◆ **Exercise goal**:
List all lines of the data that include the string "लगभग".

------------------------------------

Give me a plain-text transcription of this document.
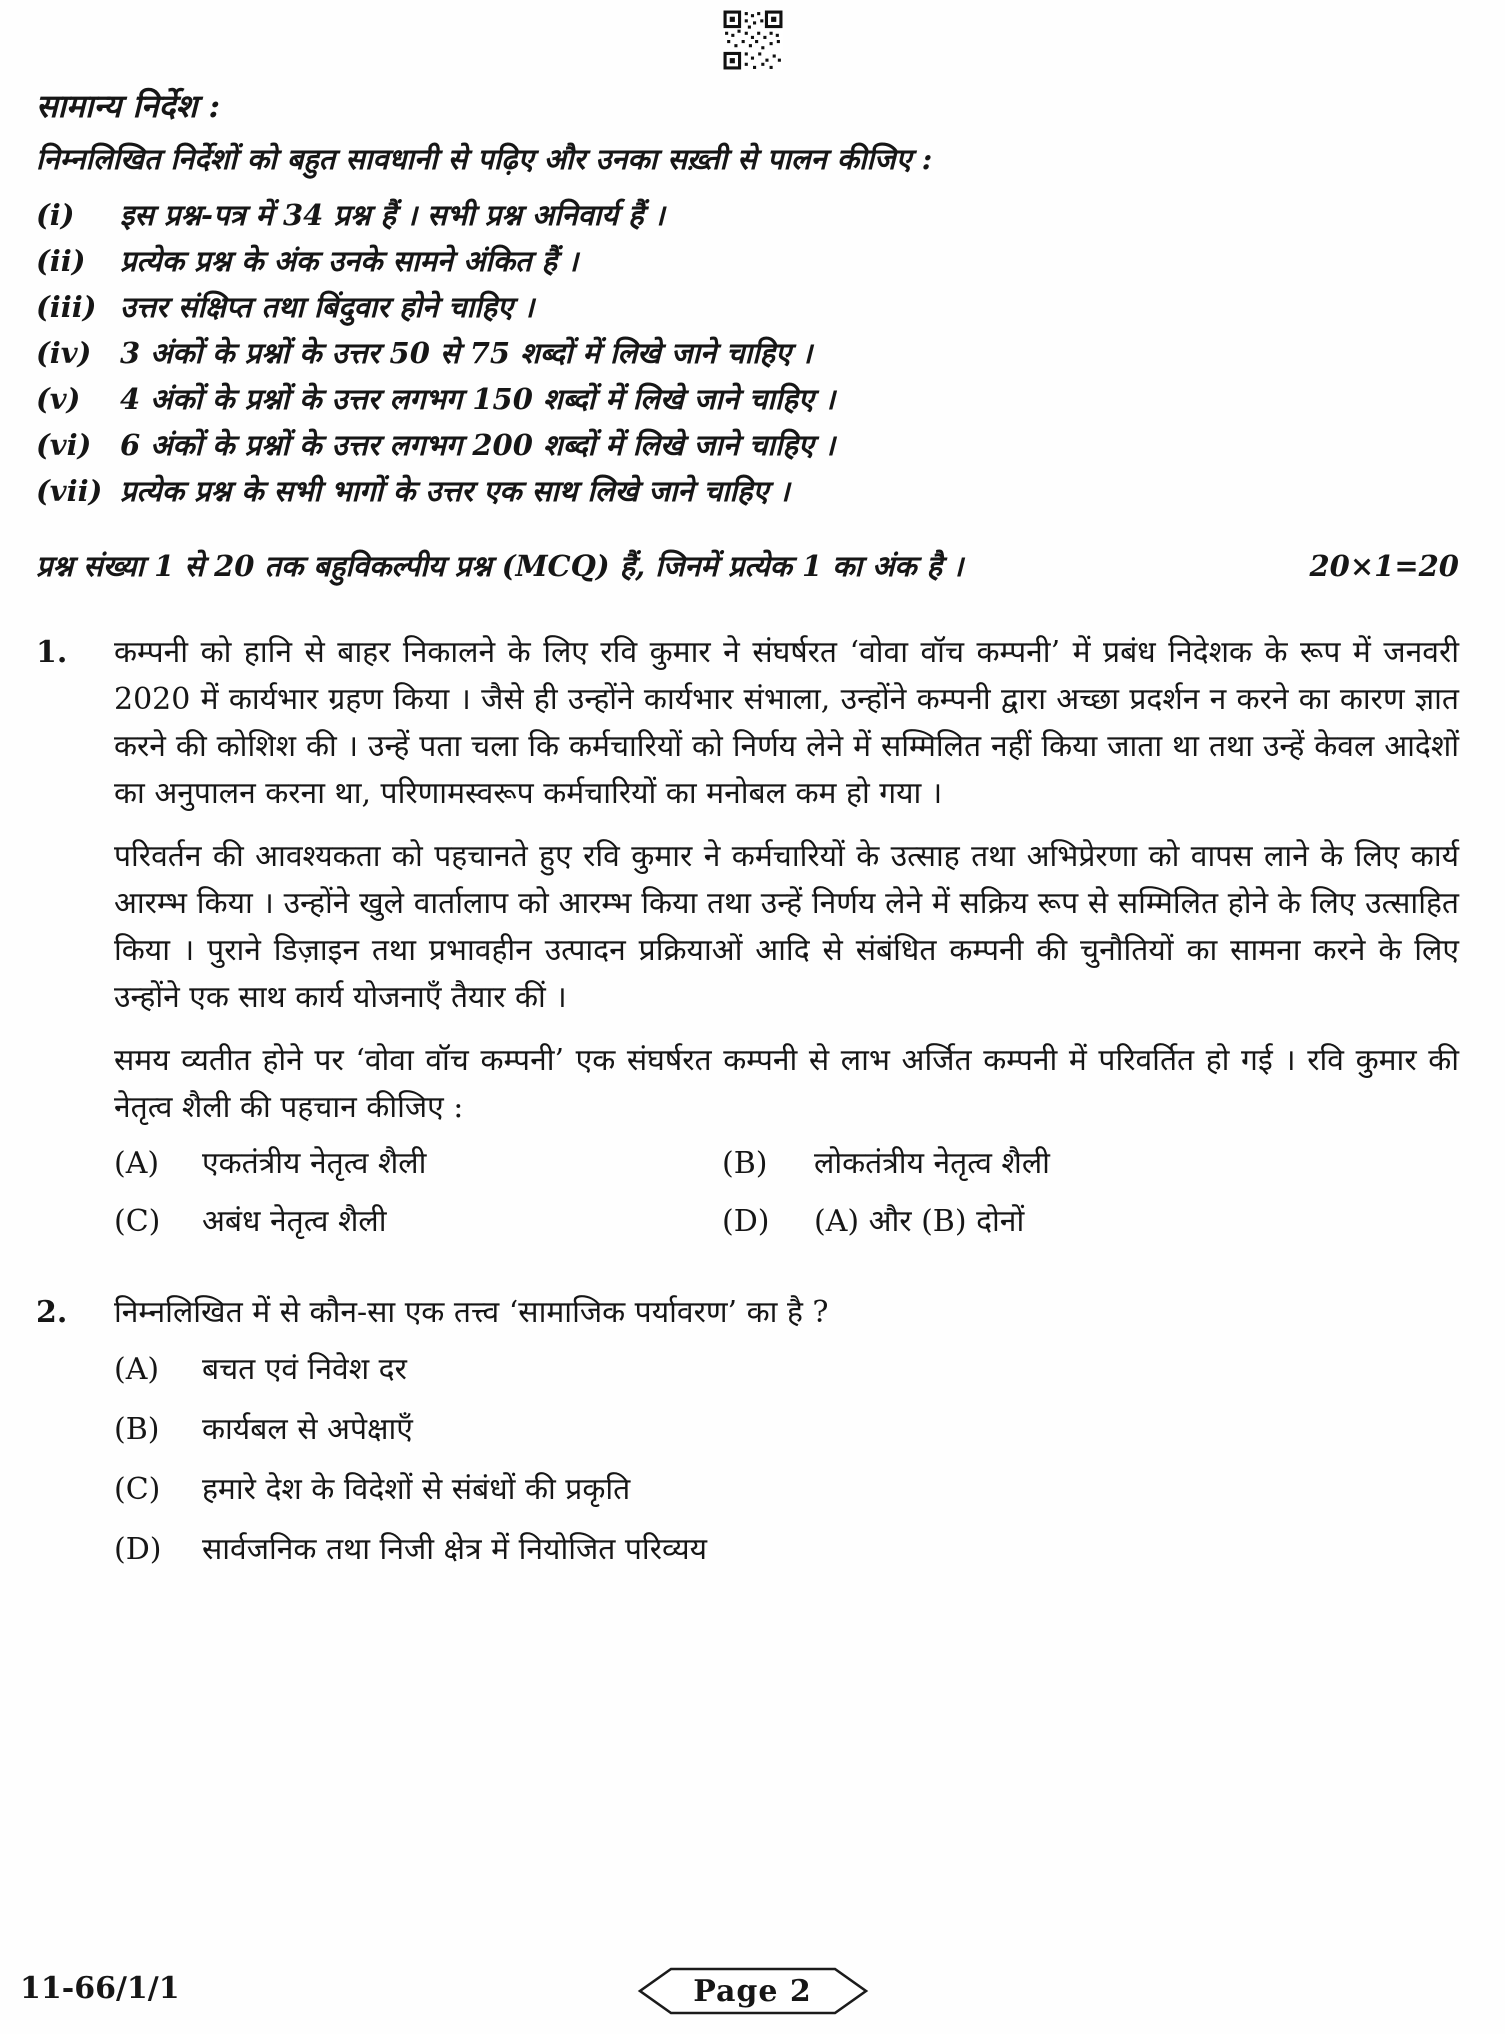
सामान्य निर्देश :
निम्नलिखित निर्देशों को बहुत सावधानी से पढ़िए और उनका सख़्ती से पालन कीजिए :
(i)	इस प्रश्न-पत्र में 34 प्रश्न हैं । सभी प्रश्न अनिवार्य हैं ।
(ii)	प्रत्येक प्रश्न के अंक उनके सामने अंकित हैं ।
(iii) उत्तर संक्षिप्त तथा बिंदुवार होने चाहिए ।
(iv) 3 अंकों के प्रश्नों के उत्तर 50 से 75 शब्दों में लिखे जाने चाहिए ।
(v)	4 अंकों के प्रश्नों के उत्तर लगभग 150 शब्दों में लिखे जाने चाहिए ।
(vi) 6 अंकों के प्रश्नों के उत्तर लगभग 200 शब्दों में लिखे जाने चाहिए ।
(vii) प्रत्येक प्रश्न के सभी भागों के उत्तर एक साथ लिखे जाने चाहिए ।
प्रश्न संख्या 1 से 20 तक बहुविकल्पीय प्रश्न (MCQ) हैं, जिनमें प्रत्येक 1 का अंक है ।	20×1=20
1.	कम्पनी को हानि से बाहर निकालने के लिए रवि कुमार ने संघर्षरत ‘वोवा वॉच कम्पनी’ में प्रबंध निदेशक के रूप में जनवरी 2020 में कार्यभार ग्रहण किया । जैसे ही उन्होंने कार्यभार संभाला, उन्होंने कम्पनी द्वारा अच्छा प्रदर्शन न करने का कारण ज्ञात करने की कोशिश की । उन्हें पता चला कि कर्मचारियों को निर्णय लेने में सम्मिलित नहीं किया जाता था तथा उन्हें केवल आदेशों का अनुपालन करना था, परिणामस्वरूप कर्मचारियों का मनोबल कम हो गया ।

परिवर्तन की आवश्यकता को पहचानते हुए रवि कुमार ने कर्मचारियों के उत्साह तथा अभिप्रेरणा को वापस लाने के लिए कार्य आरम्भ किया । उन्होंने खुले वार्तालाप को आरम्भ किया तथा उन्हें निर्णय लेने में सक्रिय रूप से सम्मिलित होने के लिए उत्साहित किया । पुराने डिज़ाइन तथा प्रभावहीन उत्पादन प्रक्रियाओं आदि से संबंधित कम्पनी की चुनौतियों का सामना करने के लिए उन्होंने एक साथ कार्य योजनाएँ तैयार कीं ।

समय व्यतीत होने पर ‘वोवा वॉच कम्पनी’ एक संघर्षरत कम्पनी से लाभ अर्जित कम्पनी में परिवर्तित हो गई । रवि कुमार की नेतृत्व शैली की पहचान कीजिए :

(A)	एकतंत्रीय नेतृत्व शैली	(B)	लोकतंत्रीय नेतृत्व शैली
(C)	अबंध नेतृत्व शैली	(D)	(A) और (B) दोनों
2.	निम्नलिखित में से कौन-सा एक तत्त्व ‘सामाजिक पर्यावरण’ का है ?

(A)	बचत एवं निवेश दर
(B)	कार्यबल से अपेक्षाएँ
(C)	हमारे देश के विदेशों से संबंधों की प्रकृति
(D)	सार्वजनिक तथा निजी क्षेत्र में नियोजित परिव्यय
11-66/1/1	Page 2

------------------------------------

◆ **Final result**:
(v)	4 अंकों के प्रश्नों के उत्तर लगभग 150 शब्दों में लिखे जाने चाहिए ।
(vi) 6 अंकों के प्रश्नों के उत्तर लगभग 200 शब्दों में लिखे जाने चाहिए ।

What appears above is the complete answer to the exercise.